EXCERPTED PASSAGE ->

****

Pursey argued that the curated environment is a way to reach new audiences and this is an important part of the Sequential app (http://www.sequential.cc/) as, for some people, ‘comics shops and other mainstream comics platforms can seem like a closed world and they don’t know how to break into it’. Walsh stated that London-based comics books shop Gosh! is unlikely to offer a category as specialised as Graphic Medicine: ‘While we stock books on those subjects we would never bother to subdivide sections that thoroughly. It just creates more work than it creates sales.’
Rigby suggested that similar works are grouped together at Nottingham-based shop Page 45, but it’s not always a clear distinction where an individual book belongs: ‘Take something like Persepolis [Satrapi 2003] – would you put it in an autobiographical section, or would you put it in politics?’
2.2 Interactions with Academic and Health Institutions
At the time the interview took place, Williams was working in cooperation with Penn State University Press to produce a series of Graphic Medicine publications, including the first volume in the series, titled The Graphic Medicine Manifesto (Czerwiec et al 2015). Williams stated that editor-in-chief Boileau ‘is really keen to get it into the mainstream as well – not just into academic shops, to get it into normal bookshops and comic shops’. Publishing house Jonathan Cape does not directly market to academia to any great extent, although Bowler believed academics are still being reached: ‘what’s most effective is, you get the biggest noise you can on a launch through mainstream broadcast and print media, and that percolates.’
According to Pearlman, Myriad does undertake some academia-focused marketing and the publisher does ‘try and promote specifically to relevant academics’ but awareness of the academic landscape is a problem: ‘Academic marketing is something that definitely needs to be worked on within our own organisation, and authors who aren’t part of the academic circuit need to be introduced to the academic departments that would be interested in their work.’
Arthur stated that coverage of Nobrow’s Neurocomic had been limited in the UK academic press: ‘I think we had a mention in Nature [Kiser 2013] and also The Lancet [Cantor 2014]. We have had quite a bit of interest from scientific and academic publishers around the world and Neurocomic is now available in around 10 languages…’
L.B. Lee stated that academic and professional interest in their work had been limited: ‘The only educational institution who’s had much interest in our work are zine libraries, who take an interest in radical mental health.’ They could see a potential method of their comics reaching more mental health professionals and academics but costs remained a barrier: ‘cons [conventions] and institutions are intended for doctors and people with money, not us. Some require academic certification, which we don’t have. The sheer cost of going has precluded us from going.’
Both retailer participants in this project offer services to libraries although neither had any interaction with higher-education institutions. Walsh, from Gosh!, stated that all the shop’s ‘library orders come from local authorities for high street libraries’. He had ‘presented to librarians recently on comics suitable for teens but, again, that was for a local authority rather than an educational institution’.

****

RECORDS SUPPLIED ->

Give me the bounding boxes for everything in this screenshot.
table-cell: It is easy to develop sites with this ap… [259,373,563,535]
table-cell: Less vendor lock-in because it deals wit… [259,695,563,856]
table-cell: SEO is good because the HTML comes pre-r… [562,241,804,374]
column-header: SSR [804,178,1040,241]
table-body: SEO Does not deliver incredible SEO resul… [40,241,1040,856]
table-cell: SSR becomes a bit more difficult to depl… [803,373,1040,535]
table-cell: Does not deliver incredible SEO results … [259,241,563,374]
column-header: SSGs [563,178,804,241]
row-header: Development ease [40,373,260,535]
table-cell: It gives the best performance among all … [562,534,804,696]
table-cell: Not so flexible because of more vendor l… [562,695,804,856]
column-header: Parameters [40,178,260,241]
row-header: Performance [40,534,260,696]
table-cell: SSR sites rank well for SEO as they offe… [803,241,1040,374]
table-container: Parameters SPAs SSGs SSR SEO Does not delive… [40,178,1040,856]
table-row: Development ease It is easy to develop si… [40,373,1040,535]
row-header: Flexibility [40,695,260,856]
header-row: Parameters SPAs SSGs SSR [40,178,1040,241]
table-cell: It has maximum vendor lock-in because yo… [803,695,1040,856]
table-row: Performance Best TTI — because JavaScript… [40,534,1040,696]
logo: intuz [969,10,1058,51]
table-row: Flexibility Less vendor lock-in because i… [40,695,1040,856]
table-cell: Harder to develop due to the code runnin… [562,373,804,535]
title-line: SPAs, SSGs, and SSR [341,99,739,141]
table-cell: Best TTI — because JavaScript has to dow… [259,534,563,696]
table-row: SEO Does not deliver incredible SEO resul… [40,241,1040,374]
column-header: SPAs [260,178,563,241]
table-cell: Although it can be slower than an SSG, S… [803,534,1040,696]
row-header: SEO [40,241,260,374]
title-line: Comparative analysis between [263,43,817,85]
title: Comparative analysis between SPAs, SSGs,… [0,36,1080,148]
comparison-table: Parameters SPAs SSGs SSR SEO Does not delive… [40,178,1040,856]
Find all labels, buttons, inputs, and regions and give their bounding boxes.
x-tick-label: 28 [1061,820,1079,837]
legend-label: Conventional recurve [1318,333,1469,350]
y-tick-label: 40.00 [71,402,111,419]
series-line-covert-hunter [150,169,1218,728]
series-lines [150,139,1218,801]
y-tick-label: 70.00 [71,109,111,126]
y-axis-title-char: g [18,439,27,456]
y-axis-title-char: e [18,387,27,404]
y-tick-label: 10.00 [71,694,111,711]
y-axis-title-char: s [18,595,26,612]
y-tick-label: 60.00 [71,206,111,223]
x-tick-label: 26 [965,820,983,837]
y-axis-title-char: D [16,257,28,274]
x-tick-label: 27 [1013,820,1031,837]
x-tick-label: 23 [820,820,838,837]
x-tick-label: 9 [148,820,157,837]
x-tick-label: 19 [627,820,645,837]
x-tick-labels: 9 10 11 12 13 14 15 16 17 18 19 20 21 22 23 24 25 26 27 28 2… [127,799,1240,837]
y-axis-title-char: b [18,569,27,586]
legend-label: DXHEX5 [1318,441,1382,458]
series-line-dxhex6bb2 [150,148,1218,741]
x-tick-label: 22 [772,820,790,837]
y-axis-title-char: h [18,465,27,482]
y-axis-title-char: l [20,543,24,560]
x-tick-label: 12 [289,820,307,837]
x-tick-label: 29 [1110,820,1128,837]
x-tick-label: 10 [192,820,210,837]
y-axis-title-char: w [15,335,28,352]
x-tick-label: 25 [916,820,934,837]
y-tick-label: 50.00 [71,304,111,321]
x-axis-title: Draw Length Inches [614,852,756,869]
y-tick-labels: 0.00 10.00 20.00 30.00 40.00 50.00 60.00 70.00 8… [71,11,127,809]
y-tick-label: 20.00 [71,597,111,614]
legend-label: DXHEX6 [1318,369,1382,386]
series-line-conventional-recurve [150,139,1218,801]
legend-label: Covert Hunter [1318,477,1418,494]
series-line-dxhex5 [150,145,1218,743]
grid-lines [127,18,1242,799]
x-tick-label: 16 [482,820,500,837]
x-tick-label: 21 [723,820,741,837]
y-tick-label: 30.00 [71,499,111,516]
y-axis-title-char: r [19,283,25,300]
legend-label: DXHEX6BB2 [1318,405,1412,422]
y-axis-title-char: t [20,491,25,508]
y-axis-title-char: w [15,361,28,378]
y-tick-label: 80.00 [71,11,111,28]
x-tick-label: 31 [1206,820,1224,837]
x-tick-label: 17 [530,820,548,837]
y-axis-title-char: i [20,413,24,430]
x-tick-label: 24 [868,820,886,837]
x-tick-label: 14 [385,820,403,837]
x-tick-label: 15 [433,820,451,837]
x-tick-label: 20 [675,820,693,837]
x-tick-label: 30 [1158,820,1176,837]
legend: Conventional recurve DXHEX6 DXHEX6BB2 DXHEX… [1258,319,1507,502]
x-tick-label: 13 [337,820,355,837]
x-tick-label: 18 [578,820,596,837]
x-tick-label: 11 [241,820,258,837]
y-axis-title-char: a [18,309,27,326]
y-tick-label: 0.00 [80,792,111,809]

****

REQUIRED WORK ->
1. In the graphic medicine passage, where did all of Gosh!'s library orders come from, according to Walsh?
2. Pick up the graphic medicine passage after its final sentence and keep writing.
The data come from a separate source, not from the graphic medicine passage.

RESULTS ->
1. Local authorities, for high street libraries.

2.
Rigby told how of how public library orders had dried up in recent years and speculated that budget cuts might be the cause, although Page 45 does have customers for its library service. Rigby recalled attempts to engage with higher-education institutions but with little response. Wider misconceptions surrounding comics were described by Rigby as a possible explanation for the lack of interest from academia:
…just immediately after World War Two, where superheroes became so popular – they subsumed the comics’ medium, from the public perception…. So it’s not necessarily a barrier that’s set within higher education. I think it’s just that it’s equally as prevalent there as it is among the public at large…. So I think it almost needs to come the other way really, from those within higher education, who have an interest in the medium, promoting it to their colleagues.
Bloomfield reported her comics work had been received negatively by some fellow professionals in mental health and Burrowes argued that any scepticism towards her illustrated work is misplaced and could be resolved with exposure. Burrowes saw her work as part of wider professional imperative for making treatment as accessible as possible and believed this should be more widely adopted by researchers and professionals.
Walsh believed there is evidence of a shift in academic perception already happening:
The traditional view of comics as not being of academic worth is the biggest barrier but this seems to be improving all the time. The more comics are accepted, the more publishers are willing to invest in comics that are of value to academics, which in turn leads to comics becoming more accepted. It’s a virtuous circle!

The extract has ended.